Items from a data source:
--*--

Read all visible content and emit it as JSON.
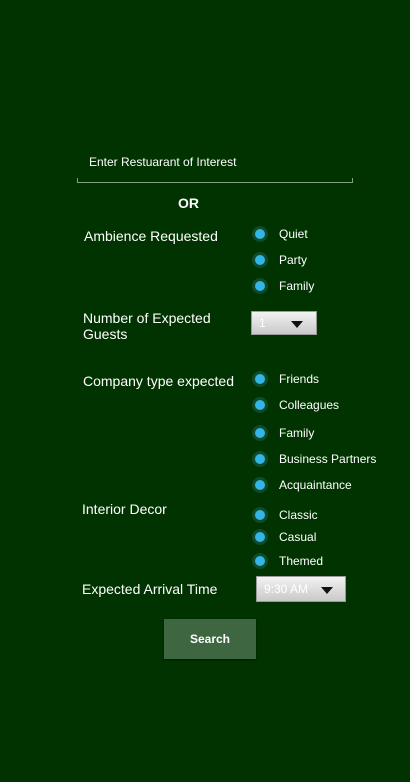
{
  "search": {
    "placeholder": "Enter Restuarant of Interest"
  },
  "or_label": "OR",
  "ambience": {
    "label": "Ambience Requested",
    "options": [
      "Quiet",
      "Party",
      "Family"
    ]
  },
  "guests": {
    "label": "Number of Expected Guests",
    "selected": "1"
  },
  "company": {
    "label": "Company type expected",
    "options": [
      "Friends",
      "Colleagues",
      "Family",
      "Business Partners",
      "Acquaintance"
    ]
  },
  "decor": {
    "label": "Interior Decor",
    "options": [
      "Classic",
      "Casual",
      "Themed"
    ]
  },
  "arrival": {
    "label": "Expected Arrival Time",
    "selected": "9:30 AM"
  },
  "search_button": {
    "label": "Search"
  },
  "colors": {
    "background": "#003300",
    "radio_accent": "#33b5e5",
    "button": "#3e6640"
  },
  "icons": {
    "dropdown": "chevron-down-icon"
  }
}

--*--

What the exercise asks: Reproduce every record above exactly, but leave out the pictures.

Problem solution:
Read all visible content and emit it as JSON.
{
  "search": {
    "placeholder": "Enter Restuarant of Interest"
  },
  "or_label": "OR",
  "ambience": {
    "label": "Ambience Requested",
    "options": [
      "Quiet",
      "Party",
      "Family"
    ]
  },
  "guests": {
    "label": "Number of Expected Guests",
    "selected": "1"
  },
  "company": {
    "label": "Company type expected",
    "options": [
      "Friends",
      "Colleagues",
      "Family",
      "Business Partners",
      "Acquaintance"
    ]
  },
  "decor": {
    "label": "Interior Decor",
    "options": [
      "Classic",
      "Casual",
      "Themed"
    ]
  },
  "arrival": {
    "label": "Expected Arrival Time",
    "selected": "9:30 AM"
  },
  "search_button": {
    "label": "Search"
  },
  "colors": {
    "background": "#003300",
    "radio_accent": "#33b5e5",
    "button": "#3e6640"
  },
  "icons": {
    "dropdown": "chevron-down-icon"
  }
}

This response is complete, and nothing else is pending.